EXERCISE TASK:
Reproduce all entries precisely, down to the last character.

....................

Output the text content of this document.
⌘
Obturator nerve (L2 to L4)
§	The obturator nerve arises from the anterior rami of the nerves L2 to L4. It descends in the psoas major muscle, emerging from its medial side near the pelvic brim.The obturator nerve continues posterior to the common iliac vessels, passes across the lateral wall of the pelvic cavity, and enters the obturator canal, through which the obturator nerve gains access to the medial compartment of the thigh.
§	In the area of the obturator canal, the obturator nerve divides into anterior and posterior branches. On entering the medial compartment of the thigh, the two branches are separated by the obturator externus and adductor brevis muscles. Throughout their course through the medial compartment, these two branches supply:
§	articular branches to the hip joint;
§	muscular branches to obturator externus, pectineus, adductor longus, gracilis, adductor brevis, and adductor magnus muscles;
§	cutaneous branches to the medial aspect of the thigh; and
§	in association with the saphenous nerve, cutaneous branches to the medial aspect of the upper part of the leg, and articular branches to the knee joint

....................

COMPLETE RESPONSE:
Output the text content of this document.
⌘
Obturator nerve (L2 to L4)
§	The obturator nerve arises from the anterior rami of the nerves L2 to L4. It descends in the psoas major muscle, emerging from its medial side near the pelvic brim.The obturator nerve continues posterior to the common iliac vessels, passes across the lateral wall of the pelvic cavity, and enters the obturator canal, through which the obturator nerve gains access to the medial compartment of the thigh.
§	In the area of the obturator canal, the obturator nerve divides into anterior and posterior branches. On entering the medial compartment of the thigh, the two branches are separated by the obturator externus and adductor brevis muscles. Throughout their course through the medial compartment, these two branches supply:
§	articular branches to the hip joint;
§	muscular branches to obturator externus, pectineus, adductor longus, gracilis, adductor brevis, and adductor magnus muscles;
§	cutaneous branches to the medial aspect of the thigh; and
§	in association with the saphenous nerve, cutaneous branches to the medial aspect of the upper part of the leg, and articular branches to the knee joint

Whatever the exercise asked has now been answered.